[Records shown start]

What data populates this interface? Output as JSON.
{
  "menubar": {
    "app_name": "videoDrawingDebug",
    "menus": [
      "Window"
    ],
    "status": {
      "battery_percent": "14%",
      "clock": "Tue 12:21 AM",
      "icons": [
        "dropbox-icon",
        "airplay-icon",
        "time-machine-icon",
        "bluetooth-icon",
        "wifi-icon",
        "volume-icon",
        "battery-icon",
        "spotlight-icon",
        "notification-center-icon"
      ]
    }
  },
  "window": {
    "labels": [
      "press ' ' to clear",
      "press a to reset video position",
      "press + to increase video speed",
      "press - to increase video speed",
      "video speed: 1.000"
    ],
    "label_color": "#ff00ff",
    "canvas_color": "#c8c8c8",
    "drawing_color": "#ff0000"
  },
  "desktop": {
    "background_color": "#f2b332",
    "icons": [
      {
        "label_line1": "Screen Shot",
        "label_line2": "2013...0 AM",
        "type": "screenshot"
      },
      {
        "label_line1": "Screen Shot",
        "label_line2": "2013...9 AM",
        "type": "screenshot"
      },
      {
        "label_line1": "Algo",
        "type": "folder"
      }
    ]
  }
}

[Records shown end]

What you have to do:
Take the listing above and set it down exactly.

Answer to this problem:
What data populates this interface? Output as JSON.
{
  "menubar": {
    "app_name": "videoDrawingDebug",
    "menus": [
      "Window"
    ],
    "status": {
      "battery_percent": "14%",
      "clock": "Tue 12:21 AM",
      "icons": [
        "dropbox-icon",
        "airplay-icon",
        "time-machine-icon",
        "bluetooth-icon",
        "wifi-icon",
        "volume-icon",
        "battery-icon",
        "spotlight-icon",
        "notification-center-icon"
      ]
    }
  },
  "window": {
    "labels": [
      "press ' ' to clear",
      "press a to reset video position",
      "press + to increase video speed",
      "press - to increase video speed",
      "video speed: 1.000"
    ],
    "label_color": "#ff00ff",
    "canvas_color": "#c8c8c8",
    "drawing_color": "#ff0000"
  },
  "desktop": {
    "background_color": "#f2b332",
    "icons": [
      {
        "label_line1": "Screen Shot",
        "label_line2": "2013...0 AM",
        "type": "screenshot"
      },
      {
        "label_line1": "Screen Shot",
        "label_line2": "2013...9 AM",
        "type": "screenshot"
      },
      {
        "label_line1": "Algo",
        "type": "folder"
      }
    ]
  }
}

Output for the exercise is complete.